Exercise materials>
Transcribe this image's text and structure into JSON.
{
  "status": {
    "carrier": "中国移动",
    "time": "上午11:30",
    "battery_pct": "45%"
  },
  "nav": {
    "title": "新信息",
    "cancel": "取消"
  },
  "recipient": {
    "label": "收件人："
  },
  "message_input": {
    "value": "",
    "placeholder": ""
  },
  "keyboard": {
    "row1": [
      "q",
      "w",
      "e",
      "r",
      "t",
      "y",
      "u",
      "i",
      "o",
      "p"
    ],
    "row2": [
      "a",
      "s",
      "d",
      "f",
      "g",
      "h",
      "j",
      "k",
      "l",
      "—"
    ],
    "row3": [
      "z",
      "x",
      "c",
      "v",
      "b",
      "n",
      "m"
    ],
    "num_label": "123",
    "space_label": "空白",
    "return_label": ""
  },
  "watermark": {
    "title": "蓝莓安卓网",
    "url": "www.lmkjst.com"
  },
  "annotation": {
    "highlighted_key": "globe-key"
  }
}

Task instructions>
Reproduce every record above exactly as it appears.

The reply>
Transcribe this image's text and structure into JSON.
{
  "status": {
    "carrier": "中国移动",
    "time": "上午11:30",
    "battery_pct": "45%"
  },
  "nav": {
    "title": "新信息",
    "cancel": "取消"
  },
  "recipient": {
    "label": "收件人："
  },
  "message_input": {
    "value": "",
    "placeholder": ""
  },
  "keyboard": {
    "row1": [
      "q",
      "w",
      "e",
      "r",
      "t",
      "y",
      "u",
      "i",
      "o",
      "p"
    ],
    "row2": [
      "a",
      "s",
      "d",
      "f",
      "g",
      "h",
      "j",
      "k",
      "l",
      "—"
    ],
    "row3": [
      "z",
      "x",
      "c",
      "v",
      "b",
      "n",
      "m"
    ],
    "num_label": "123",
    "space_label": "空白",
    "return_label": ""
  },
  "watermark": {
    "title": "蓝莓安卓网",
    "url": "www.lmkjst.com"
  },
  "annotation": {
    "highlighted_key": "globe-key"
  }
}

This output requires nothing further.